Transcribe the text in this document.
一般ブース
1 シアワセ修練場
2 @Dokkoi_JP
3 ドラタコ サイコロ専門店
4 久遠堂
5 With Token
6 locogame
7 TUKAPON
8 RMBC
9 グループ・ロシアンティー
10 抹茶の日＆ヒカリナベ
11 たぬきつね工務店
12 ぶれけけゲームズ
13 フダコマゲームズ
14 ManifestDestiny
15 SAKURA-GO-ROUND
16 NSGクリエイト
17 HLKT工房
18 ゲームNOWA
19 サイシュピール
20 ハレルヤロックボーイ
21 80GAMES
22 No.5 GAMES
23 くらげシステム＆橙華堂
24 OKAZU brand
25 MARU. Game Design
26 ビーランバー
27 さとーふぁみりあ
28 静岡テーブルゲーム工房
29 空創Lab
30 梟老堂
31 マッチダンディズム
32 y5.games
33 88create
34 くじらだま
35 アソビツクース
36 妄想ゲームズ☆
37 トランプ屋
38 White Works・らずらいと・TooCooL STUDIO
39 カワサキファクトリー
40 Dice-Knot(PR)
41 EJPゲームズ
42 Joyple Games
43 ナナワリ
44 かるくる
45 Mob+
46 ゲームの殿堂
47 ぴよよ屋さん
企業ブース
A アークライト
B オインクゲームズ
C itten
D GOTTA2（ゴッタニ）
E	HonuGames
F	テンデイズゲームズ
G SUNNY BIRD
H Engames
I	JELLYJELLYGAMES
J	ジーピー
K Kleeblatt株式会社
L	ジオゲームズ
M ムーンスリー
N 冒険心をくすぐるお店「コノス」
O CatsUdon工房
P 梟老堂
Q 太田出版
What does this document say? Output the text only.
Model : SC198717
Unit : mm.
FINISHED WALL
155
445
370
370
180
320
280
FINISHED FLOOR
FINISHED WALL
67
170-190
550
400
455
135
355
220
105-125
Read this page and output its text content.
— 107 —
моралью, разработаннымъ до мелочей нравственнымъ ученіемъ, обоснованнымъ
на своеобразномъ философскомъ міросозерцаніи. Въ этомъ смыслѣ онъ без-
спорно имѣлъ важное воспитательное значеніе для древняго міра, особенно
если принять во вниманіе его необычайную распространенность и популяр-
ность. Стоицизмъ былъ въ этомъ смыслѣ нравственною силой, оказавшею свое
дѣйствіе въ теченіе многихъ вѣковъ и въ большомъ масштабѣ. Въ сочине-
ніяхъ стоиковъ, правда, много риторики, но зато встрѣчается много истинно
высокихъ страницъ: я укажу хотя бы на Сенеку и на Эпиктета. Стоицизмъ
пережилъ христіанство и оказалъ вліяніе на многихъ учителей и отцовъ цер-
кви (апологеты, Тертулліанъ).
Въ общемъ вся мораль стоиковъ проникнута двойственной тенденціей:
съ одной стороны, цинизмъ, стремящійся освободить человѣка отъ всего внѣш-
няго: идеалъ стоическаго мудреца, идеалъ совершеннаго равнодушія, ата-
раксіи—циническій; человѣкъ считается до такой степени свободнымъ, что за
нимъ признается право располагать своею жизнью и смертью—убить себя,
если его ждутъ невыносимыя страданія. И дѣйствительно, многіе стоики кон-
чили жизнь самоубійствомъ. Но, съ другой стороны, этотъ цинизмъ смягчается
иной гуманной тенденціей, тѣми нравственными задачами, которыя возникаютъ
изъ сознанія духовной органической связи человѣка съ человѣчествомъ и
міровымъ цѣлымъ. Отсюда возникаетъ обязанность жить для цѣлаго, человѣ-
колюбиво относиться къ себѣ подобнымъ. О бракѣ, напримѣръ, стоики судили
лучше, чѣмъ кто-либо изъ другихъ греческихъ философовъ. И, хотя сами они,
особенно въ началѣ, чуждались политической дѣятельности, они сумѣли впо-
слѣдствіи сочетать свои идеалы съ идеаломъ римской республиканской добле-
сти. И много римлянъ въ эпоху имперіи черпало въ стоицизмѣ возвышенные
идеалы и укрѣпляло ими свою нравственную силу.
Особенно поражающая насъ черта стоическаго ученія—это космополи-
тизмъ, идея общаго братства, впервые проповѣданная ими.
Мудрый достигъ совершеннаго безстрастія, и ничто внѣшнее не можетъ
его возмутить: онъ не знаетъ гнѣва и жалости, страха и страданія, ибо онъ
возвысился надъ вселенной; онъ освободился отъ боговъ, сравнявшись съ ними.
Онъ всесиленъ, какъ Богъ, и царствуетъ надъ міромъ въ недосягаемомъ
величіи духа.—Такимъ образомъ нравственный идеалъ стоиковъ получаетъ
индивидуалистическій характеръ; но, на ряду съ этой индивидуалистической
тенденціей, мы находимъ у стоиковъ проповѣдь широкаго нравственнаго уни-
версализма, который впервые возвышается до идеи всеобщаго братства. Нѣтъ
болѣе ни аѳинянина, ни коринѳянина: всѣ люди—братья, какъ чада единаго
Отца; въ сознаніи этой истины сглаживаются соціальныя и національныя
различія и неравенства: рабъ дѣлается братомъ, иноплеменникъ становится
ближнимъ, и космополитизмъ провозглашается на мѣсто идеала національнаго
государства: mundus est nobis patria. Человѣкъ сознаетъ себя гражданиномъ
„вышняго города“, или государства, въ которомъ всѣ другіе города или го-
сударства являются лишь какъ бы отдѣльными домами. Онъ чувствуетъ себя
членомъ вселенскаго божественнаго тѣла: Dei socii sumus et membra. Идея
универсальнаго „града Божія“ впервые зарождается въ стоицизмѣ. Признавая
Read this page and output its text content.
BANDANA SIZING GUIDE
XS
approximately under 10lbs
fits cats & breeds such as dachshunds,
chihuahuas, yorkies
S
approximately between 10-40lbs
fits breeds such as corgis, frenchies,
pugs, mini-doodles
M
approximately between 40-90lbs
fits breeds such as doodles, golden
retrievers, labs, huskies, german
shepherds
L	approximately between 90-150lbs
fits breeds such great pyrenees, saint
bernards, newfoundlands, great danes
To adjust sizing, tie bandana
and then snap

+ + +

Write out the data exactly as it stands.

*Exercise response*
Transcribe the text in this document.
一般ブース
1 シアワセ修練場
2 @Dokkoi_JP
3 ドラタコ サイコロ専門店
4 久遠堂
5 With Token
6 locogame
7 TUKAPON
8 RMBC
9 グループ・ロシアンティー
10 抹茶の日＆ヒカリナベ
11 たぬきつね工務店
12 ぶれけけゲームズ
13 フダコマゲームズ
14 ManifestDestiny
15 SAKURA-GO-ROUND
16 NSGクリエイト
17 HLKT工房
18 ゲームNOWA
19 サイシュピール
20 ハレルヤロックボーイ
21 80GAMES
22 No.5 GAMES
23 くらげシステム＆橙華堂
24 OKAZU brand
25 MARU. Game Design
26 ビーランバー
27 さとーふぁみりあ
28 静岡テーブルゲーム工房
29 空創Lab
30 梟老堂
31 マッチダンディズム
32 y5.games
33 88create
34 くじらだま
35 アソビツクース
36 妄想ゲームズ☆
37 トランプ屋
38 White Works・らずらいと・TooCooL STUDIO
39 カワサキファクトリー
40 Dice-Knot(PR)
41 EJPゲームズ
42 Joyple Games
43 ナナワリ
44 かるくる
45 Mob+
46 ゲームの殿堂
47 ぴよよ屋さん
企業ブース
A アークライト
B オインクゲームズ
C itten
D GOTTA2（ゴッタニ）
E	HonuGames
F	テンデイズゲームズ
G SUNNY BIRD
H Engames
I	JELLYJELLYGAMES
J	ジーピー
K Kleeblatt株式会社
L	ジオゲームズ
M ムーンスリー
N 冒険心をくすぐるお店「コノス」
O CatsUdon工房
P 梟老堂
Q 太田出版
What does this document say? Output the text only.
Model : SC198717
Unit : mm.
FINISHED WALL
155
445
370
370
180
320
280
FINISHED FLOOR
FINISHED WALL
67
170-190
550
400
455
135
355
220
105-125
Read this page and output its text content.
— 107 —
моралью, разработаннымъ до мелочей нравственнымъ ученіемъ, обоснованнымъ
на своеобразномъ философскомъ міросозерцаніи. Въ этомъ смыслѣ онъ без-
спорно имѣлъ важное воспитательное значеніе для древняго міра, особенно
если принять во вниманіе его необычайную распространенность и популяр-
ность. Стоицизмъ былъ въ этомъ смыслѣ нравственною силой, оказавшею свое
дѣйствіе въ теченіе многихъ вѣковъ и въ большомъ масштабѣ. Въ сочине-
ніяхъ стоиковъ, правда, много риторики, но зато встрѣчается много истинно
высокихъ страницъ: я укажу хотя бы на Сенеку и на Эпиктета. Стоицизмъ
пережилъ христіанство и оказалъ вліяніе на многихъ учителей и отцовъ цер-
кви (апологеты, Тертулліанъ).
Въ общемъ вся мораль стоиковъ проникнута двойственной тенденціей:
съ одной стороны, цинизмъ, стремящійся освободить человѣка отъ всего внѣш-
няго: идеалъ стоическаго мудреца, идеалъ совершеннаго равнодушія, ата-
раксіи—циническій; человѣкъ считается до такой степени свободнымъ, что за
нимъ признается право располагать своею жизнью и смертью—убить себя,
если его ждутъ невыносимыя страданія. И дѣйствительно, многіе стоики кон-
чили жизнь самоубійствомъ. Но, съ другой стороны, этотъ цинизмъ смягчается
иной гуманной тенденціей, тѣми нравственными задачами, которыя возникаютъ
изъ сознанія духовной органической связи человѣка съ человѣчествомъ и
міровымъ цѣлымъ. Отсюда возникаетъ обязанность жить для цѣлаго, человѣ-
колюбиво относиться къ себѣ подобнымъ. О бракѣ, напримѣръ, стоики судили
лучше, чѣмъ кто-либо изъ другихъ греческихъ философовъ. И, хотя сами они,
особенно въ началѣ, чуждались политической дѣятельности, они сумѣли впо-
слѣдствіи сочетать свои идеалы съ идеаломъ римской республиканской добле-
сти. И много римлянъ въ эпоху имперіи черпало въ стоицизмѣ возвышенные
идеалы и укрѣпляло ими свою нравственную силу.
Особенно поражающая насъ черта стоическаго ученія—это космополи-
тизмъ, идея общаго братства, впервые проповѣданная ими.
Мудрый достигъ совершеннаго безстрастія, и ничто внѣшнее не можетъ
его возмутить: онъ не знаетъ гнѣва и жалости, страха и страданія, ибо онъ
возвысился надъ вселенной; онъ освободился отъ боговъ, сравнявшись съ ними.
Онъ всесиленъ, какъ Богъ, и царствуетъ надъ міромъ въ недосягаемомъ
величіи духа.—Такимъ образомъ нравственный идеалъ стоиковъ получаетъ
индивидуалистическій характеръ; но, на ряду съ этой индивидуалистической
тенденціей, мы находимъ у стоиковъ проповѣдь широкаго нравственнаго уни-
версализма, который впервые возвышается до идеи всеобщаго братства. Нѣтъ
болѣе ни аѳинянина, ни коринѳянина: всѣ люди—братья, какъ чада единаго
Отца; въ сознаніи этой истины сглаживаются соціальныя и національныя
различія и неравенства: рабъ дѣлается братомъ, иноплеменникъ становится
ближнимъ, и космополитизмъ провозглашается на мѣсто идеала національнаго
государства: mundus est nobis patria. Человѣкъ сознаетъ себя гражданиномъ
„вышняго города“, или государства, въ которомъ всѣ другіе города или го-
сударства являются лишь какъ бы отдѣльными домами. Онъ чувствуетъ себя
членомъ вселенскаго божественнаго тѣла: Dei socii sumus et membra. Идея
универсальнаго „града Божія“ впервые зарождается въ стоицизмѣ. Признавая
Read this page and output its text content.
BANDANA SIZING GUIDE
XS
approximately under 10lbs
fits cats & breeds such as dachshunds,
chihuahuas, yorkies
S
approximately between 10-40lbs
fits breeds such as corgis, frenchies,
pugs, mini-doodles
M
approximately between 40-90lbs
fits breeds such as doodles, golden
retrievers, labs, huskies, german
shepherds
L	approximately between 90-150lbs
fits breeds such great pyrenees, saint
bernards, newfoundlands, great danes
To adjust sizing, tie bandana
and then snap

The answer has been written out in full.